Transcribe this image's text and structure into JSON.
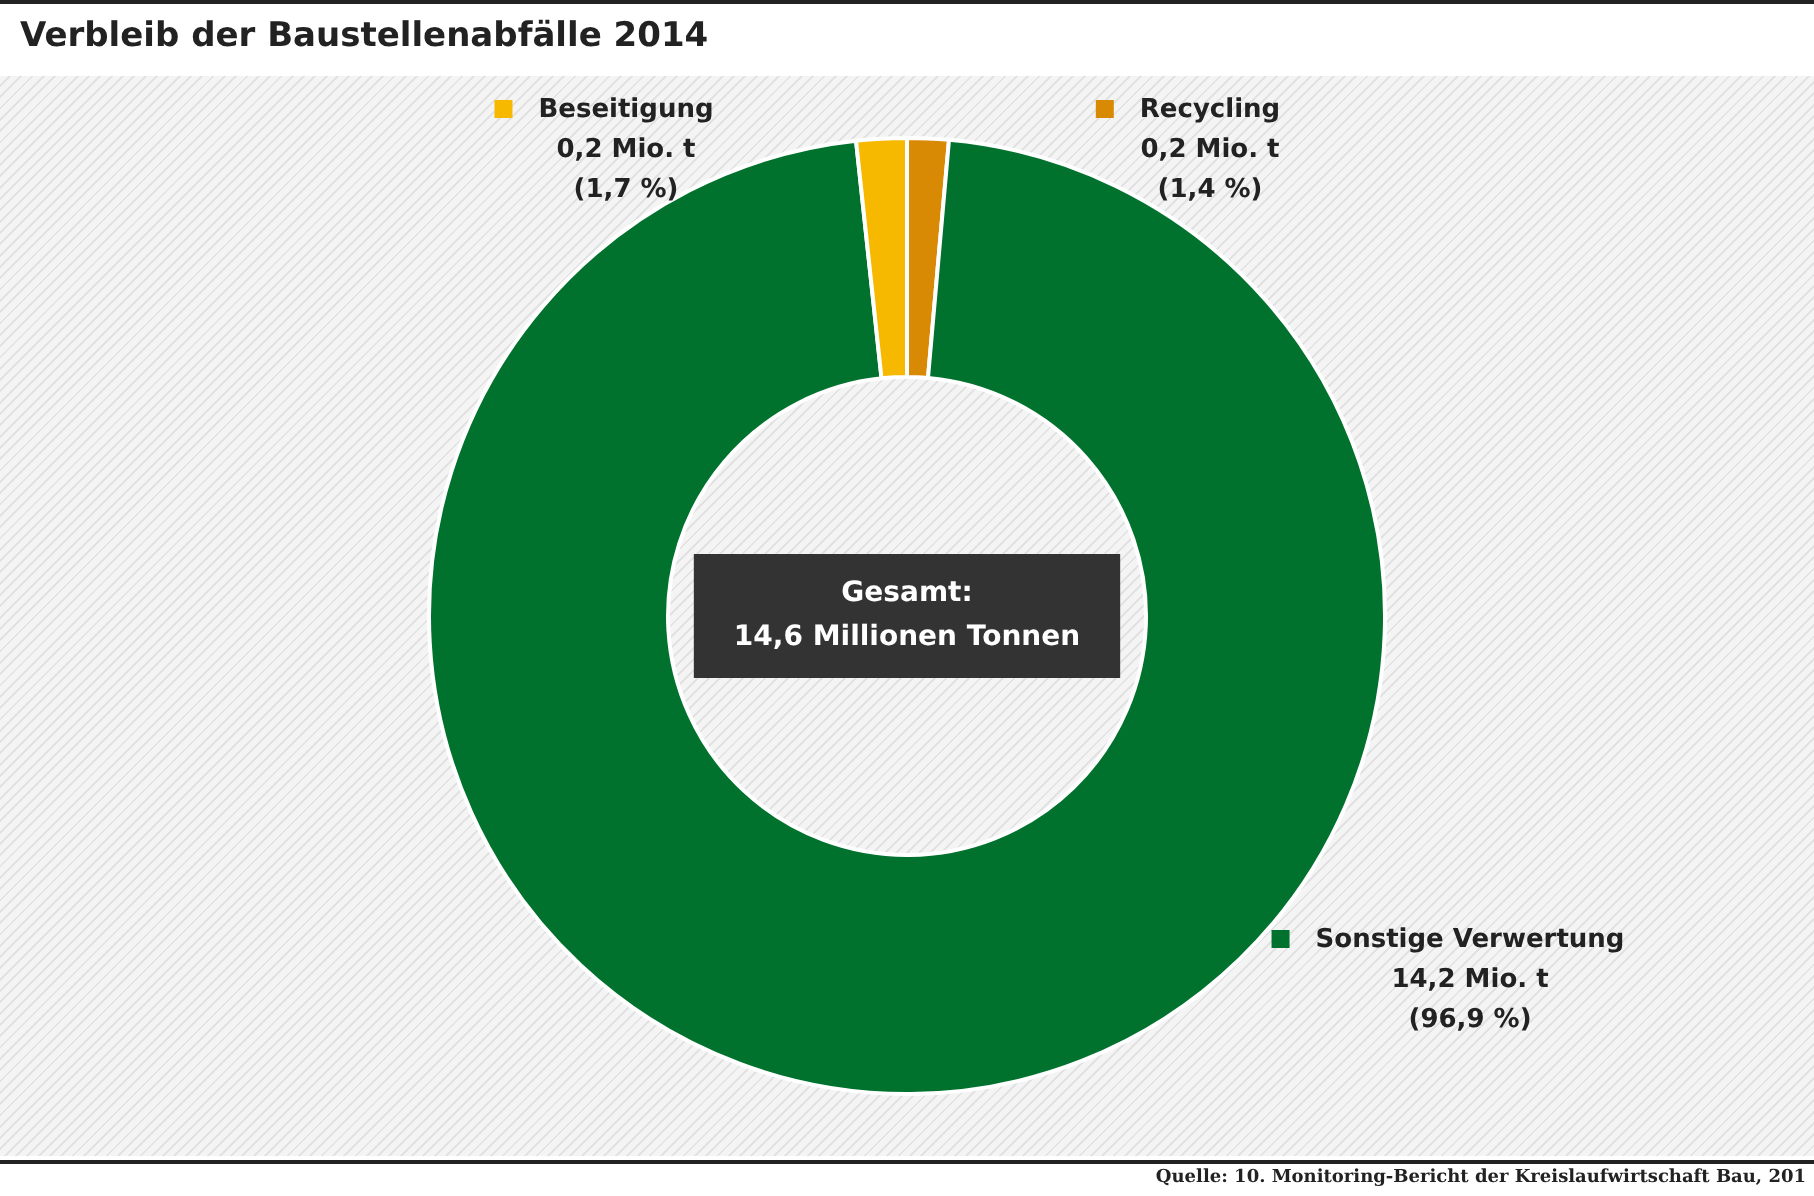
{
  "chart_data": {
    "type": "donut",
    "title": "Verbleib der Baustellenabfälle 2014",
    "categories": [
      "Recycling",
      "Sonstige Verwertung",
      "Beseitigung"
    ],
    "values": [
      1.4,
      96.9,
      1.7
    ],
    "colors": [
      "#d98a05",
      "#00722d",
      "#f7b900"
    ],
    "value_labels": [
      "0,2 Mio. t\n(1,4 %)",
      "14,2 Mio. t\n(96,9 %)",
      "0,2 Mio. t\n(1,7 %)"
    ],
    "annotations": [
      "Gesamt:\n14,6 Millionen Tonnen",
      "Quelle: 10. Monitoring-Bericht der Kreislaufwirtschaft Bau, 201"
    ],
    "legend": "top"
  }
}
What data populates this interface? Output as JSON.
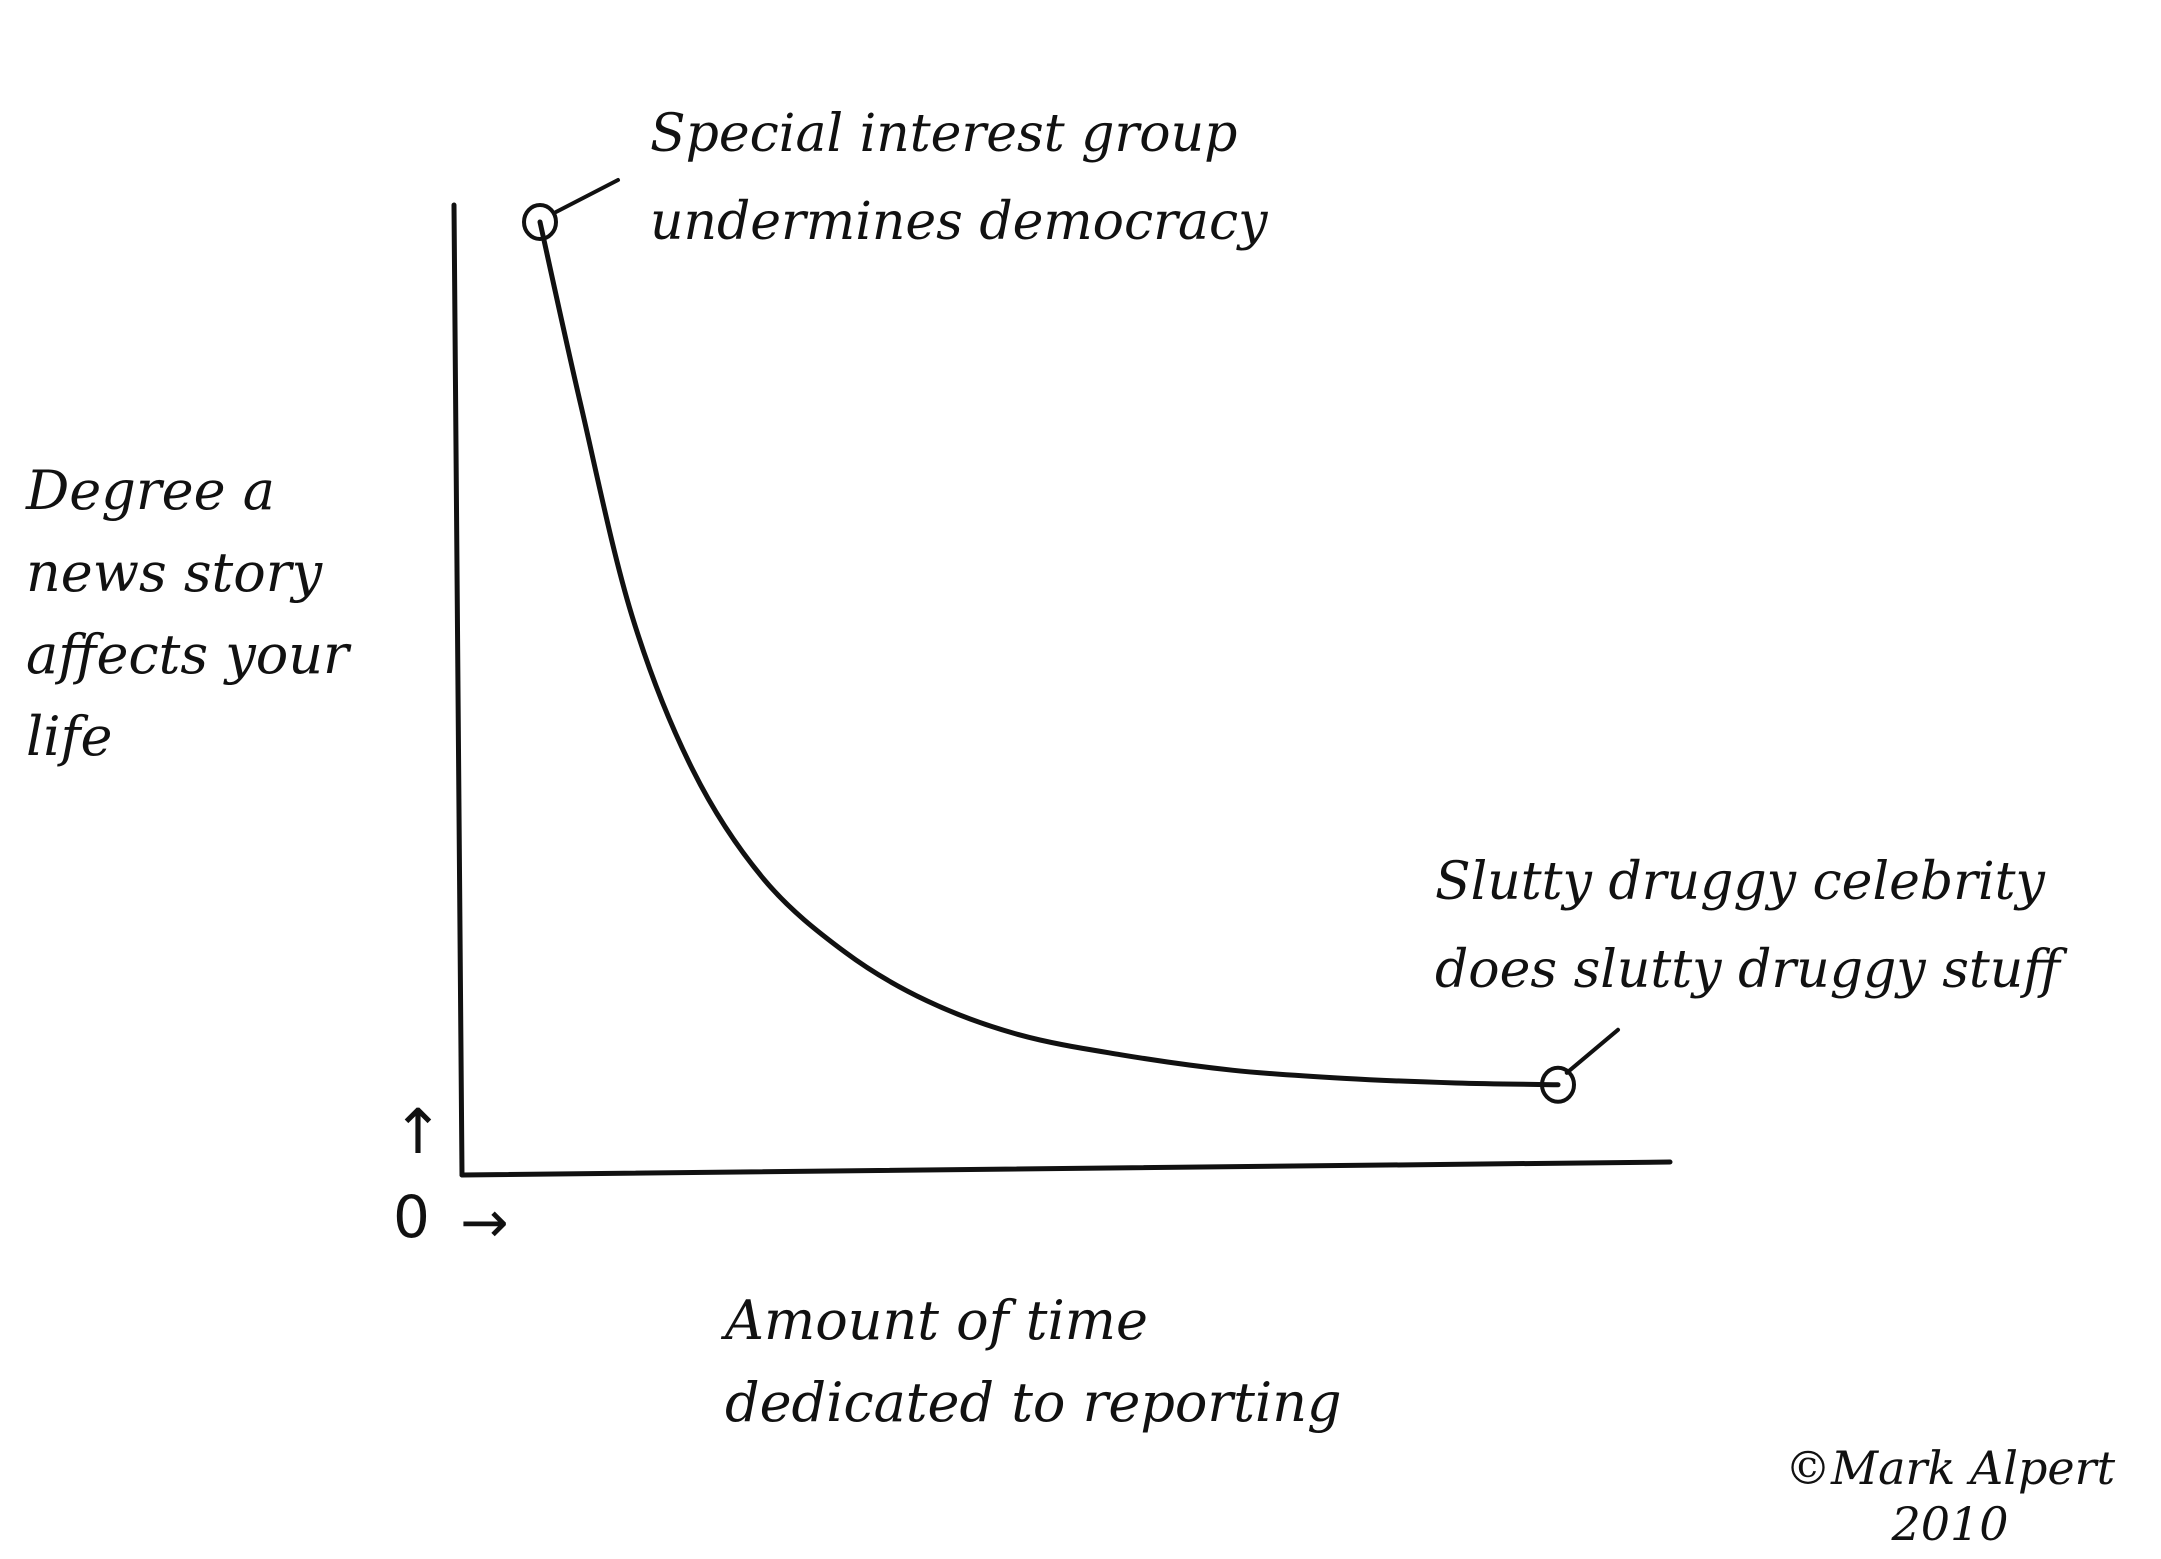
- - -
From the listing above, copy out each line where the word "JSON" appears.

_WRITTEN SOLUTION_.
Transcribe this image's text and structure into JSON.
What data populates this interface? Output as JSON.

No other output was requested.